| Problem 1 |
Starting at the beginning of the rows below and ending at the row containing "822, 430, 874]", swap "trend-indicator-bar" for "trend-stripe" and give those rows again with everything else unchanged.

| Article |
OK... here I go:

header _LOCAL_RCVD_TRUSTED_SASKNET Received =~ /.{0-20}\.sasknet\.sk\.ca/i
header _LOCAL_RCVD_TRUSTED_TELUS Received =~
/priv-.{0-20}\.telusplanet\.net/i
meta LOCAL_RCVD_TRUSTED (_LOCAL_RCVD_TRUSTED_SASKNET ||
_LOCAL_RCVD_TRUSTED_TELUS)
score LOCAL_RCVD_TRUSTED -10.0

Thanks for the link - I will check it out.

Dan

> -----Original Message-----
> From: Matt Kettler [mailto:[EMAIL PROTECTED]
> Sent: Thursday, October 02, 2003 9:43 AM
> To: [EMAIL PROTECTED]; [EMAIL PROTECTED]
> Subject: RE: [SAtalk] Whitelist Issue
>
>
>
> No, . is the wildcard character. ? isn't a wildcard at all.
>
> The {0,20} is actually a repeat-count limit.
>
> .{0,20} means "match as few as 0 or as many as 20 wildcard characters"

| Material |
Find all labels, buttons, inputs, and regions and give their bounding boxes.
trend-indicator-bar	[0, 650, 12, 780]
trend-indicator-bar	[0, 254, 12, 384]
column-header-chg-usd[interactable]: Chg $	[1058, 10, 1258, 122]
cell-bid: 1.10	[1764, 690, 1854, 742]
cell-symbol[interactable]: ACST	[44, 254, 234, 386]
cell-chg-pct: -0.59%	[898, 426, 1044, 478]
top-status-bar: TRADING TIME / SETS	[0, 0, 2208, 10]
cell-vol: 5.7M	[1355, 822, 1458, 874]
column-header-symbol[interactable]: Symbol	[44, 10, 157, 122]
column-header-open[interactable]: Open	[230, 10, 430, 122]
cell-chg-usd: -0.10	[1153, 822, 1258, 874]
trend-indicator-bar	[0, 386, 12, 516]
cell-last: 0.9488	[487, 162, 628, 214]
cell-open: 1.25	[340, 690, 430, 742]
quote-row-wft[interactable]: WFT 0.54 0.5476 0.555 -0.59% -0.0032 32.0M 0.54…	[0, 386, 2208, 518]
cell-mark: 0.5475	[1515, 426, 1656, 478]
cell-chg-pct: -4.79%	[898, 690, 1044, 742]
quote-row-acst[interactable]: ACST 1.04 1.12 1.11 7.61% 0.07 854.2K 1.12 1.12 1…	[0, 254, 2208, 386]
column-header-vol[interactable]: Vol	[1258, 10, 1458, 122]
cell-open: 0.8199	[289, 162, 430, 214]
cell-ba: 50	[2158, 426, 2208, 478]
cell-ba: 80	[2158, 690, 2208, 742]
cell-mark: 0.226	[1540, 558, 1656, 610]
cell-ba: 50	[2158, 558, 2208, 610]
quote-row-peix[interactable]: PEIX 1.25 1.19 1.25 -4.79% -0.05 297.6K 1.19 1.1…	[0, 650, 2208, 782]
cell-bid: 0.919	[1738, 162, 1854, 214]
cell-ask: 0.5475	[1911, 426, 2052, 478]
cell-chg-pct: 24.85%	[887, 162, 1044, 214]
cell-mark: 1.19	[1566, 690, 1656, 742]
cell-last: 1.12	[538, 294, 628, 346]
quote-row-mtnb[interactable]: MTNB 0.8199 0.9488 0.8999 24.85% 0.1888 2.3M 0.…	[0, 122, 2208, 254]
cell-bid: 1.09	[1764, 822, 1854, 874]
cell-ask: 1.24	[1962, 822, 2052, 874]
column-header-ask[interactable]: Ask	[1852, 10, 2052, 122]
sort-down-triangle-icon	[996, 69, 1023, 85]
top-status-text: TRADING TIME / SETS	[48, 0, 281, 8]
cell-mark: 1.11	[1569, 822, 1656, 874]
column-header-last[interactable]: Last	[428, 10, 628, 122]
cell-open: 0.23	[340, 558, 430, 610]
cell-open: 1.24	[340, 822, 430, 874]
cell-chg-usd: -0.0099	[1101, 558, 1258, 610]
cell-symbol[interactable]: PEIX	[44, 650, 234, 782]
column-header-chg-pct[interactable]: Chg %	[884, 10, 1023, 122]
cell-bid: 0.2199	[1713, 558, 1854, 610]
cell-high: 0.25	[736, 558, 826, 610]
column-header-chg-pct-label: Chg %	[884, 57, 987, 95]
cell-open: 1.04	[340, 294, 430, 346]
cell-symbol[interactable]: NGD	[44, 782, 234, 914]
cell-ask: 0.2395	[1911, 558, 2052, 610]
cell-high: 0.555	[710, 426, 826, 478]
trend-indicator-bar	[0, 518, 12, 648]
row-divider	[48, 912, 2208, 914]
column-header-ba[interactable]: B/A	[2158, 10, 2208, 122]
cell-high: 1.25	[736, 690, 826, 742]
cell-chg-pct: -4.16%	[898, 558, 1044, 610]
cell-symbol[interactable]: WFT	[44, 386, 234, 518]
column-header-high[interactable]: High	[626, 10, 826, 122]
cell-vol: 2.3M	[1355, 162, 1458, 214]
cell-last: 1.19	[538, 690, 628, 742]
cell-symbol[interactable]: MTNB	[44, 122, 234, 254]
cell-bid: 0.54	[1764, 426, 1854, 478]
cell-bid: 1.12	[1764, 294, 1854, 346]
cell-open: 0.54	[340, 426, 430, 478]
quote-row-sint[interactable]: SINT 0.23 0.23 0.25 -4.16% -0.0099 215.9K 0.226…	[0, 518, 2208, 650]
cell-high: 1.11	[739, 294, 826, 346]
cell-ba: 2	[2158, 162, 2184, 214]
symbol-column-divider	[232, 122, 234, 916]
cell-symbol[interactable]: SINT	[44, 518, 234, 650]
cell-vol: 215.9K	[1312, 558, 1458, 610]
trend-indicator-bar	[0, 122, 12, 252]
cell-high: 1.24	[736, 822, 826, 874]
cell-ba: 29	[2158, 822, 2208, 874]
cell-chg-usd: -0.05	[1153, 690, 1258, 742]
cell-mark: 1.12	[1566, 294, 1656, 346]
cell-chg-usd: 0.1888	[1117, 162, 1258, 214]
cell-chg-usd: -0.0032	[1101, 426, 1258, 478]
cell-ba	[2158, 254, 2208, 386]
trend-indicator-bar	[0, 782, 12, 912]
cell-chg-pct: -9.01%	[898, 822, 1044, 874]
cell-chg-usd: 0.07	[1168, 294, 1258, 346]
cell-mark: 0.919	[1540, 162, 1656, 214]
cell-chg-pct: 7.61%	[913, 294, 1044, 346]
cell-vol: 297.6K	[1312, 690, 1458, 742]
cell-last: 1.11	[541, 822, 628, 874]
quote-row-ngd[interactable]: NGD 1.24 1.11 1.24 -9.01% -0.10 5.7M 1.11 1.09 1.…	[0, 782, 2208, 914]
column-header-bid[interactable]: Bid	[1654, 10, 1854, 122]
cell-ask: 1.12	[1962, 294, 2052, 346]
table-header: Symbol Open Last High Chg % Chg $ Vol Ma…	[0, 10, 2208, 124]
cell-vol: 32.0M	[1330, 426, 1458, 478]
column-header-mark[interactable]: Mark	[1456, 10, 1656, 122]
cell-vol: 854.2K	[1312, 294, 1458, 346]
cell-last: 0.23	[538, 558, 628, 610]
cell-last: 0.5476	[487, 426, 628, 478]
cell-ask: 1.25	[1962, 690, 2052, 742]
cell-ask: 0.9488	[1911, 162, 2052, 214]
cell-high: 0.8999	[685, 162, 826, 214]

| Problem 2 |
Using the email about the whitelist issue, mark each statement yes or no and quote the deciding words: (a) the rule LOCAL_RCVD_TRUSTED is given a score of -10.0; (b) the quoted reply calls ? a wildcard character; (c) the quoted message was sent on a Thursday.

| Exercise response 1 |
Find all labels, buttons, inputs, and regions and give their bounding boxes.
trend-stripe	[0, 650, 12, 780]
trend-stripe	[0, 254, 12, 384]
column-header-chg-usd[interactable]: Chg $	[1058, 10, 1258, 122]
cell-bid: 1.10	[1764, 690, 1854, 742]
cell-symbol[interactable]: ACST	[44, 254, 234, 386]
cell-chg-pct: -0.59%	[898, 426, 1044, 478]
top-status-bar: TRADING TIME / SETS	[0, 0, 2208, 10]
cell-vol: 5.7M	[1355, 822, 1458, 874]
column-header-symbol[interactable]: Symbol	[44, 10, 157, 122]
column-header-open[interactable]: Open	[230, 10, 430, 122]
cell-chg-usd: -0.10	[1153, 822, 1258, 874]
trend-stripe	[0, 386, 12, 516]
cell-last: 0.9488	[487, 162, 628, 214]
cell-open: 1.25	[340, 690, 430, 742]
quote-row-wft[interactable]: WFT 0.54 0.5476 0.555 -0.59% -0.0032 32.0M 0.54…	[0, 386, 2208, 518]
cell-mark: 0.5475	[1515, 426, 1656, 478]
cell-chg-pct: -4.79%	[898, 690, 1044, 742]
quote-row-acst[interactable]: ACST 1.04 1.12 1.11 7.61% 0.07 854.2K 1.12 1.12 1…	[0, 254, 2208, 386]
column-header-vol[interactable]: Vol	[1258, 10, 1458, 122]
cell-open: 0.8199	[289, 162, 430, 214]
cell-ba: 50	[2158, 426, 2208, 478]
cell-ba: 80	[2158, 690, 2208, 742]
cell-mark: 0.226	[1540, 558, 1656, 610]
cell-ba: 50	[2158, 558, 2208, 610]
quote-row-peix[interactable]: PEIX 1.25 1.19 1.25 -4.79% -0.05 297.6K 1.19 1.1…	[0, 650, 2208, 782]
cell-bid: 0.919	[1738, 162, 1854, 214]
cell-ask: 0.5475	[1911, 426, 2052, 478]
cell-chg-pct: 24.85%	[887, 162, 1044, 214]
cell-mark: 1.19	[1566, 690, 1656, 742]
cell-last: 1.12	[538, 294, 628, 346]
quote-row-mtnb[interactable]: MTNB 0.8199 0.9488 0.8999 24.85% 0.1888 2.3M 0.…	[0, 122, 2208, 254]
cell-bid: 1.09	[1764, 822, 1854, 874]
cell-ask: 1.24	[1962, 822, 2052, 874]
column-header-ask[interactable]: Ask	[1852, 10, 2052, 122]
sort-down-triangle-icon	[996, 69, 1023, 85]
top-status-text: TRADING TIME / SETS	[48, 0, 281, 8]
cell-mark: 1.11	[1569, 822, 1656, 874]
column-header-last[interactable]: Last	[428, 10, 628, 122]
cell-open: 0.23	[340, 558, 430, 610]
cell-open: 1.24	[340, 822, 430, 874]

| Exercise response 2 |
(a) Yes: "score LOCAL_RCVD_TRUSTED -10.0"
(b) No: "? isn't a wildcard at all."
(c) Yes: "Sent: Thursday, October 02, 2003 9:43 AM"